WRITTEN PROBLEM: Records follow. Copy every line with "from".

[Data tied to figure images]

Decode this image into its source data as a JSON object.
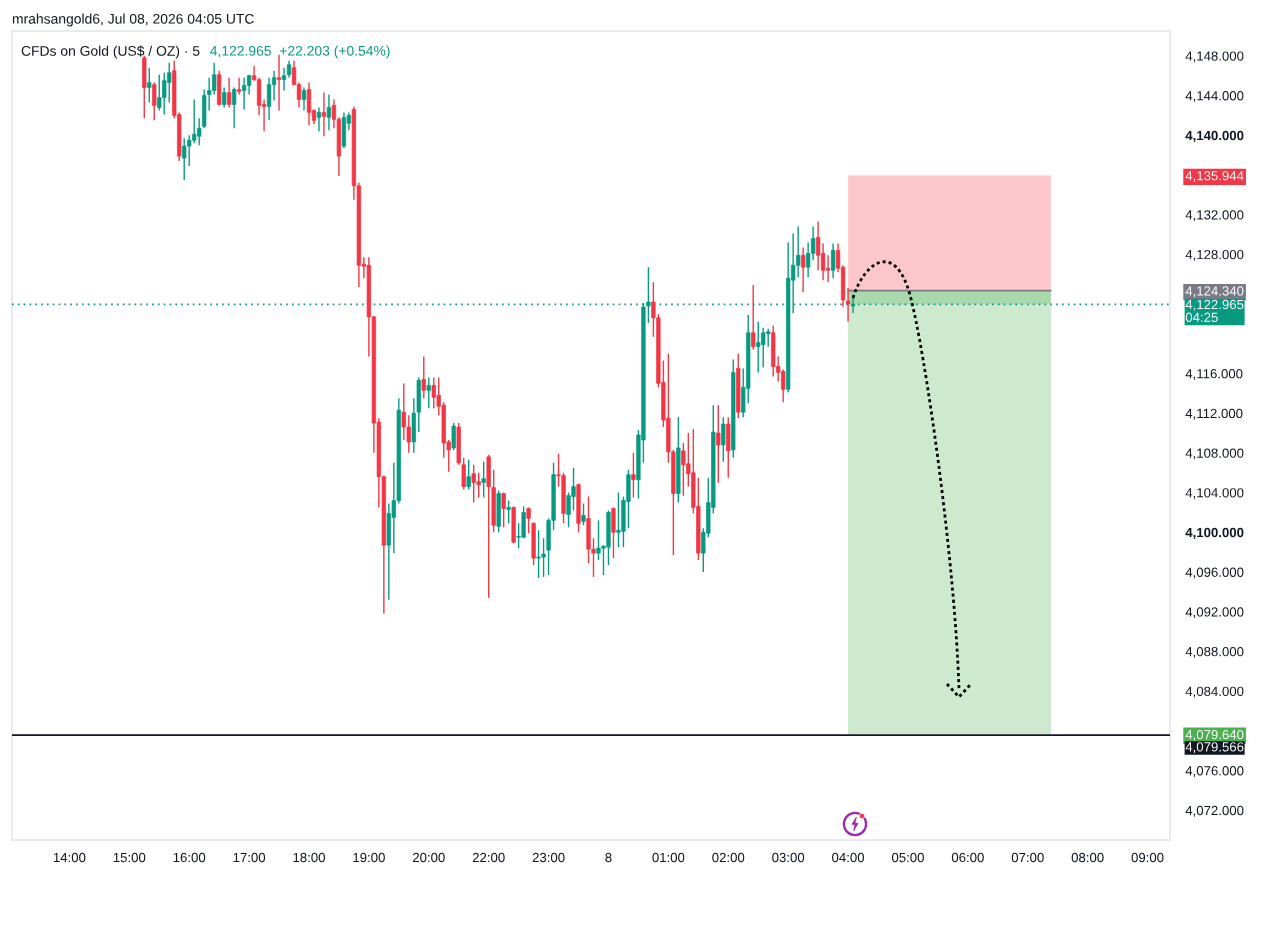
{
  "chart_data": {
    "type": "candlestick",
    "title": "CFDs on Gold (US$ / OZ) · 5",
    "subtitle": "4,122.965  +22.203 (+0.54%)",
    "annotations": [
      "mrahsangold6, Jul 08, 2026 04:05 UTC"
    ],
    "categories": [
      null,
      null,
      null,
      null,
      null,
      null,
      null,
      null,
      null,
      null,
      null,
      "14:00",
      null,
      null,
      null,
      null,
      null,
      null,
      null,
      null,
      null,
      null,
      null,
      "15:00",
      null,
      null,
      null,
      null,
      null,
      null,
      null,
      null,
      null,
      null,
      null,
      "16:00",
      null,
      null,
      null,
      null,
      null,
      null,
      null,
      null,
      null,
      null,
      null,
      "17:00",
      null,
      null,
      null,
      null,
      null,
      null,
      null,
      null,
      null,
      null,
      null,
      "18:00",
      null,
      null,
      null,
      null,
      null,
      null,
      null,
      null,
      null,
      null,
      null,
      "19:00",
      null,
      null,
      null,
      null,
      null,
      null,
      null,
      null,
      null,
      null,
      null,
      "20:00",
      null,
      null,
      null,
      null,
      null,
      null,
      null,
      null,
      null,
      null,
      null,
      "22:00",
      null,
      null,
      null,
      null,
      null,
      null,
      null,
      null,
      null,
      null,
      null,
      "23:00",
      null,
      null,
      null,
      null,
      null,
      null,
      null,
      null,
      null,
      null,
      null,
      "8",
      null,
      null,
      null,
      null,
      null,
      null,
      null,
      null,
      null,
      null,
      null,
      "01:00",
      null,
      null,
      null,
      null,
      null,
      null,
      null,
      null,
      null,
      null,
      null,
      "02:00",
      null,
      null,
      null,
      null,
      null,
      null,
      null,
      null,
      null,
      null,
      null,
      "03:00",
      null,
      null,
      null,
      null,
      null,
      null,
      null,
      null,
      null,
      null,
      null,
      "04:00",
      null,
      null,
      null,
      null,
      null,
      null,
      null,
      null,
      null,
      null,
      null,
      "05:00",
      null,
      null,
      null,
      null,
      null,
      null,
      null,
      null,
      null,
      null,
      null,
      "06:00",
      null,
      null,
      null,
      null,
      null,
      null,
      null,
      null,
      null,
      null,
      null,
      "07:00",
      null,
      null,
      null,
      null,
      null,
      null,
      null,
      null,
      null,
      null,
      null,
      "08:00",
      null,
      null,
      null,
      null,
      null,
      null,
      null,
      null,
      null,
      null,
      null,
      "09:00",
      null,
      null,
      null,
      null
    ],
    "ohlc": [
      null,
      null,
      null,
      null,
      null,
      null,
      null,
      null,
      null,
      null,
      null,
      null,
      null,
      null,
      null,
      null,
      null,
      null,
      null,
      null,
      null,
      null,
      null,
      null,
      null,
      null,
      [
        4147.8,
        4148.0,
        4141.7,
        4144.8
      ],
      [
        4144.8,
        4146.8,
        4143.3,
        4145.3
      ],
      [
        4145.1,
        4145.3,
        4141.5,
        4143.0
      ],
      [
        4142.8,
        4146.1,
        4142.5,
        4143.8
      ],
      [
        4143.8,
        4146.3,
        4142.1,
        4145.5
      ],
      [
        4145.3,
        4147.3,
        4143.3,
        4146.3
      ],
      [
        4146.5,
        4147.5,
        4141.7,
        4142.0
      ],
      [
        4142.1,
        4142.3,
        4137.4,
        4137.9
      ],
      [
        4137.7,
        4139.7,
        4135.5,
        4138.9
      ],
      [
        4138.9,
        4140.0,
        4136.9,
        4139.5
      ],
      [
        4139.5,
        4143.6,
        4139.2,
        4140.1
      ],
      [
        4139.9,
        4141.7,
        4139.0,
        4140.7
      ],
      [
        4140.9,
        4144.6,
        4140.7,
        4144.0
      ],
      [
        4144.1,
        4145.8,
        4142.5,
        4144.5
      ],
      [
        4144.5,
        4147.3,
        4144.1,
        4146.1
      ],
      [
        4146.1,
        4146.5,
        4143.0,
        4143.1
      ],
      [
        4143.1,
        4144.8,
        4142.8,
        4144.3
      ],
      [
        4144.3,
        4145.8,
        4142.8,
        4143.1
      ],
      [
        4143.1,
        4144.8,
        4140.7,
        4144.6
      ],
      [
        4144.6,
        4145.8,
        4144.1,
        4144.4
      ],
      [
        4144.5,
        4145.8,
        4142.6,
        4145.0
      ],
      [
        4145.0,
        4146.1,
        4144.1,
        4146.0
      ],
      [
        4146.0,
        4147.0,
        4145.5,
        4145.6
      ],
      [
        4145.6,
        4145.8,
        4142.0,
        4143.0
      ],
      [
        4143.1,
        4143.6,
        4140.4,
        4142.9
      ],
      [
        4142.9,
        4145.8,
        4141.5,
        4145.1
      ],
      [
        4145.1,
        4146.5,
        4143.5,
        4145.8
      ],
      [
        4145.8,
        4148.1,
        4142.5,
        4145.6
      ],
      [
        4145.6,
        4146.8,
        4144.5,
        4146.0
      ],
      [
        4146.1,
        4147.5,
        4145.8,
        4147.1
      ],
      [
        4146.8,
        4147.5,
        4145.0,
        4145.1
      ],
      [
        4145.1,
        4145.3,
        4142.8,
        4143.6
      ],
      [
        4143.6,
        4144.8,
        4142.5,
        4144.5
      ],
      [
        4144.6,
        4145.3,
        4141.0,
        4142.3
      ],
      [
        4142.5,
        4142.6,
        4141.1,
        4141.5
      ],
      [
        4141.8,
        4142.8,
        4140.4,
        4142.3
      ],
      [
        4142.3,
        4144.3,
        4139.9,
        4141.9
      ],
      [
        4141.8,
        4144.1,
        4140.5,
        4142.8
      ],
      [
        4143.0,
        4143.6,
        4140.7,
        4141.6
      ],
      [
        4141.6,
        4141.8,
        4135.9,
        4137.9
      ],
      [
        4138.9,
        4142.3,
        4138.7,
        4141.8
      ],
      [
        4141.2,
        4142.3,
        4140.5,
        4142.0
      ],
      [
        4142.6,
        4142.9,
        4133.5,
        4134.9
      ],
      [
        4134.9,
        4135.2,
        4124.7,
        4126.9
      ],
      [
        4127.0,
        4127.7,
        4125.6,
        4126.8
      ],
      [
        4126.9,
        4127.7,
        4117.7,
        4121.7
      ],
      [
        4121.7,
        4121.8,
        4108.0,
        4111.0
      ],
      [
        4111.1,
        4111.5,
        4102.5,
        4105.6
      ],
      [
        4105.6,
        4105.7,
        4091.8,
        4098.7
      ],
      [
        4098.7,
        4102.9,
        4093.2,
        4101.9
      ],
      [
        4101.5,
        4107.0,
        4097.9,
        4103.2
      ],
      [
        4103.2,
        4113.5,
        4102.9,
        4112.3
      ],
      [
        4112.1,
        4115.0,
        4109.3,
        4110.6
      ],
      [
        4110.6,
        4111.8,
        4108.0,
        4109.1
      ],
      [
        4109.1,
        4113.5,
        4108.0,
        4112.0
      ],
      [
        4112.1,
        4115.6,
        4110.1,
        4115.3
      ],
      [
        4115.4,
        4117.7,
        4113.5,
        4114.3
      ],
      [
        4114.3,
        4115.6,
        4112.5,
        4114.8
      ],
      [
        4114.8,
        4115.6,
        4112.5,
        4113.6
      ],
      [
        4113.8,
        4115.6,
        4111.8,
        4112.7
      ],
      [
        4112.8,
        4113.1,
        4107.5,
        4109.0
      ],
      [
        4109.1,
        4109.3,
        4106.1,
        4108.3
      ],
      [
        4108.5,
        4111.0,
        4108.3,
        4110.7
      ],
      [
        4110.6,
        4111.0,
        4106.8,
        4107.0
      ],
      [
        4106.8,
        4107.5,
        4104.3,
        4104.6
      ],
      [
        4104.6,
        4107.3,
        4104.3,
        4105.6
      ],
      [
        4105.9,
        4106.8,
        4103.0,
        4105.0
      ],
      [
        4105.1,
        4106.0,
        4103.5,
        4104.8
      ],
      [
        4105.0,
        4107.1,
        4103.5,
        4105.4
      ],
      [
        4107.6,
        4107.8,
        4093.4,
        4104.6
      ],
      [
        4104.5,
        4106.3,
        4100.0,
        4100.7
      ],
      [
        4100.6,
        4104.2,
        4100.0,
        4103.9
      ],
      [
        4103.9,
        4104.0,
        4100.5,
        4102.4
      ],
      [
        4102.3,
        4103.2,
        4100.9,
        4102.5
      ],
      [
        4102.5,
        4102.6,
        4098.9,
        4099.0
      ],
      [
        4099.5,
        4100.9,
        4098.4,
        4099.6
      ],
      [
        4099.5,
        4102.6,
        4099.4,
        4102.0
      ],
      [
        4102.4,
        4102.5,
        4099.9,
        4101.4
      ],
      [
        4100.9,
        4101.0,
        4096.7,
        4097.4
      ],
      [
        4097.4,
        4100.2,
        4095.4,
        4097.5
      ],
      [
        4097.5,
        4099.4,
        4095.5,
        4097.8
      ],
      [
        4098.2,
        4101.4,
        4095.7,
        4101.2
      ],
      [
        4101.2,
        4107.0,
        4100.2,
        4105.8
      ],
      [
        4105.8,
        4107.9,
        4104.6,
        4105.7
      ],
      [
        4105.7,
        4106.0,
        4100.9,
        4101.9
      ],
      [
        4101.8,
        4104.0,
        4100.5,
        4103.7
      ],
      [
        4103.6,
        4106.5,
        4102.2,
        4104.6
      ],
      [
        4104.8,
        4104.9,
        4100.0,
        4100.9
      ],
      [
        4101.1,
        4102.9,
        4100.7,
        4101.7
      ],
      [
        4101.4,
        4103.6,
        4096.9,
        4098.3
      ],
      [
        4098.3,
        4099.4,
        4095.5,
        4097.9
      ],
      [
        4097.9,
        4101.2,
        4097.2,
        4098.4
      ],
      [
        4098.4,
        4098.7,
        4095.7,
        4098.6
      ],
      [
        4098.5,
        4102.2,
        4096.7,
        4102.0
      ],
      [
        4102.4,
        4102.5,
        4097.4,
        4100.0
      ],
      [
        4100.0,
        4104.0,
        4098.5,
        4100.2
      ],
      [
        4100.1,
        4103.6,
        4098.5,
        4103.2
      ],
      [
        4103.1,
        4106.3,
        4100.4,
        4105.8
      ],
      [
        4105.8,
        4108.0,
        4103.5,
        4105.3
      ],
      [
        4105.3,
        4110.3,
        4103.4,
        4109.8
      ],
      [
        4109.3,
        4123.1,
        4107.0,
        4122.7
      ],
      [
        4122.8,
        4126.7,
        4121.1,
        4123.2
      ],
      [
        4123.2,
        4125.2,
        4119.7,
        4121.6
      ],
      [
        4121.6,
        4122.0,
        4114.6,
        4115.0
      ],
      [
        4115.1,
        4117.3,
        4110.6,
        4111.3
      ],
      [
        4111.5,
        4118.0,
        4107.0,
        4108.1
      ],
      [
        4108.1,
        4108.3,
        4097.7,
        4103.9
      ],
      [
        4103.9,
        4111.6,
        4103.0,
        4108.5
      ],
      [
        4108.2,
        4109.0,
        4103.7,
        4106.8
      ],
      [
        4106.9,
        4110.0,
        4104.6,
        4105.9
      ],
      [
        4106.0,
        4110.4,
        4101.9,
        4102.5
      ],
      [
        4102.6,
        4105.5,
        4097.2,
        4097.9
      ],
      [
        4097.9,
        4100.4,
        4096.0,
        4100.0
      ],
      [
        4099.9,
        4105.5,
        4099.5,
        4103.0
      ],
      [
        4102.5,
        4112.8,
        4101.9,
        4110.1
      ],
      [
        4110.0,
        4112.8,
        4105.0,
        4108.8
      ],
      [
        4108.8,
        4111.6,
        4107.1,
        4110.9
      ],
      [
        4110.9,
        4111.6,
        4105.5,
        4108.2
      ],
      [
        4108.3,
        4117.4,
        4107.5,
        4116.1
      ],
      [
        4116.5,
        4118.0,
        4111.5,
        4112.1
      ],
      [
        4112.1,
        4116.5,
        4111.6,
        4114.6
      ],
      [
        4114.5,
        4121.9,
        4113.0,
        4120.1
      ],
      [
        4120.1,
        4124.9,
        4118.4,
        4118.7
      ],
      [
        4118.7,
        4121.2,
        4116.1,
        4119.1
      ],
      [
        4118.9,
        4120.6,
        4116.6,
        4120.1
      ],
      [
        4120.0,
        4120.5,
        4118.7,
        4120.2
      ],
      [
        4120.1,
        4120.8,
        4115.7,
        4116.7
      ],
      [
        4116.7,
        4117.7,
        4115.2,
        4116.1
      ],
      [
        4116.2,
        4116.4,
        4113.1,
        4114.4
      ],
      [
        4114.4,
        4129.2,
        4114.1,
        4125.6
      ],
      [
        4125.4,
        4130.1,
        4122.1,
        4126.9
      ],
      [
        4126.9,
        4130.8,
        4125.7,
        4127.9
      ],
      [
        4127.9,
        4128.7,
        4124.2,
        4126.7
      ],
      [
        4126.7,
        4129.2,
        4125.7,
        4128.1
      ],
      [
        4128.1,
        4130.8,
        4127.4,
        4129.6
      ],
      [
        4129.7,
        4131.3,
        4126.4,
        4127.9
      ],
      [
        4128.1,
        4129.1,
        4125.4,
        4126.4
      ],
      [
        4126.6,
        4127.9,
        4125.2,
        4126.4
      ],
      [
        4126.4,
        4129.1,
        4125.6,
        4128.4
      ],
      [
        4128.4,
        4129.1,
        4126.2,
        4126.6
      ],
      [
        4126.7,
        4126.9,
        4122.7,
        4123.4
      ],
      [
        4123.3,
        4124.6,
        4121.2,
        4123.0
      ],
      [
        4122.8,
        4123.8,
        4122.1,
        4122.965
      ],
      null,
      null,
      null,
      null,
      null,
      null,
      null,
      null,
      null,
      null,
      null,
      null,
      null,
      null,
      null,
      null,
      null,
      null,
      null,
      null,
      null,
      null,
      null,
      null,
      null,
      null,
      null,
      null,
      null,
      null,
      null,
      null,
      null,
      null,
      null,
      null,
      null,
      null,
      null,
      null,
      null,
      null,
      null,
      null,
      null,
      null,
      null,
      null,
      null,
      null,
      null,
      null,
      null,
      null,
      null,
      null,
      null,
      null,
      null,
      null,
      null,
      null,
      null
    ],
    "colors": [
      null,
      null,
      null,
      null,
      null,
      null,
      null,
      null,
      null,
      null,
      null,
      null,
      null,
      null,
      null,
      null,
      null,
      null,
      null,
      null,
      null,
      null,
      null,
      null,
      null,
      null,
      "#f23645",
      "#089981",
      "#f23645",
      "#089981",
      "#089981",
      "#089981",
      "#f23645",
      "#f23645",
      "#089981",
      "#089981",
      "#089981",
      "#089981",
      "#089981",
      "#089981",
      "#089981",
      "#f23645",
      "#089981",
      "#f23645",
      "#089981",
      "#f23645",
      "#089981",
      "#089981",
      "#f23645",
      "#f23645",
      "#f23645",
      "#089981",
      "#089981",
      "#f23645",
      "#089981",
      "#089981",
      "#f23645",
      "#f23645",
      "#089981",
      "#f23645",
      "#f23645",
      "#089981",
      "#f23645",
      "#089981",
      "#f23645",
      "#f23645",
      "#089981",
      "#089981",
      "#f23645",
      "#f23645",
      "#f23645",
      "#f23645",
      "#f23645",
      "#f23645",
      "#f23645",
      "#089981",
      "#089981",
      "#089981",
      "#f23645",
      "#f23645",
      "#089981",
      "#089981",
      "#f23645",
      "#089981",
      "#f23645",
      "#f23645",
      "#f23645",
      "#f23645",
      "#089981",
      "#f23645",
      "#f23645",
      "#089981",
      "#f23645",
      "#f23645",
      "#089981",
      "#f23645",
      "#f23645",
      "#089981",
      "#f23645",
      "#089981",
      "#f23645",
      "#089981",
      "#089981",
      "#f23645",
      "#f23645",
      "#089981",
      "#089981",
      "#089981",
      "#089981",
      "#f23645",
      "#f23645",
      "#089981",
      "#089981",
      "#f23645",
      "#089981",
      "#f23645",
      "#f23645",
      "#089981",
      "#089981",
      "#089981",
      "#f23645",
      "#089981",
      "#089981",
      "#089981",
      "#f23645",
      "#089981",
      "#089981",
      "#089981",
      "#f23645",
      "#f23645",
      "#f23645",
      "#f23645",
      "#f23645",
      "#089981",
      "#f23645",
      "#f23645",
      "#f23645",
      "#f23645",
      "#089981",
      "#089981",
      "#089981",
      "#f23645",
      "#089981",
      "#f23645",
      "#089981",
      "#f23645",
      "#089981",
      "#089981",
      "#f23645",
      "#089981",
      "#089981",
      "#089981",
      "#f23645",
      "#f23645",
      "#f23645",
      "#089981",
      "#089981",
      "#089981",
      "#f23645",
      "#089981",
      "#089981",
      "#f23645",
      "#f23645",
      "#f23645",
      "#089981",
      "#f23645",
      "#f23645",
      "#f23645",
      "#089981",
      null,
      null,
      null,
      null,
      null,
      null,
      null,
      null,
      null,
      null,
      null,
      null,
      null,
      null,
      null,
      null,
      null,
      null,
      null,
      null,
      null,
      null,
      null,
      null,
      null,
      null,
      null,
      null,
      null,
      null,
      null,
      null,
      null,
      null,
      null,
      null,
      null,
      null,
      null,
      null,
      null,
      null,
      null,
      null,
      null,
      null,
      null,
      null,
      null,
      null,
      null,
      null,
      null,
      null,
      null,
      null,
      null,
      null,
      null,
      null,
      null,
      null,
      null
    ],
    "ylim": [
      4069.0,
      4150.5
    ],
    "yticks": [
      {
        "value": 4072,
        "label": "4,072.000"
      },
      {
        "value": 4076,
        "label": "4,076.000"
      },
      {
        "value": 4079.64,
        "label": "4,079.640"
      },
      {
        "value": 4084,
        "label": "4,084.000"
      },
      {
        "value": 4088,
        "label": "4,088.000"
      },
      {
        "value": 4092,
        "label": "4,092.000"
      },
      {
        "value": 4096,
        "label": "4,096.000"
      },
      {
        "value": 4100,
        "label": "4,100.000"
      },
      {
        "value": 4104,
        "label": "4,104.000"
      },
      {
        "value": 4108,
        "label": "4,108.000"
      },
      {
        "value": 4112,
        "label": "4,112.000"
      },
      {
        "value": 4116,
        "label": "4,116.000"
      },
      {
        "value": 4124.34,
        "label": "4,124.340"
      },
      {
        "value": 4128,
        "label": "4,128.000"
      },
      {
        "value": 4132,
        "label": "4,132.000"
      },
      {
        "value": 4135.944,
        "label": "4,135.944"
      },
      {
        "value": 4140,
        "label": "4,140.000"
      },
      {
        "value": 4144,
        "label": "4,144.000"
      },
      {
        "value": 4148,
        "label": "4,148.000"
      }
    ],
    "ref_lines": [
      {
        "axis": "y",
        "value": 4124.34,
        "color": "#787b86",
        "line_style": "solid"
      },
      {
        "axis": "y",
        "value": 4122.965,
        "label": "4,122.965\n04:25",
        "color": "#089981",
        "line_style": "dotted"
      },
      {
        "axis": "y",
        "value": 4079.566,
        "label": "4,079.566",
        "color": "#131722",
        "line_style": "solid"
      }
    ],
    "bands": [
      {
        "axis": "y",
        "from": 4124.34,
        "to": 4135.944,
        "color": "#f23645"
      },
      {
        "axis": "y",
        "from": 4079.64,
        "to": 4124.34,
        "color": "#4caf50"
      },
      {
        "axis": "y",
        "from": 4122.965,
        "to": 4124.34,
        "color": "#4caf50"
      }
    ]
  }
}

TASK RESPONSE:
        "from": 4124.34,
        "from": 4079.64,
        "from": 4122.965,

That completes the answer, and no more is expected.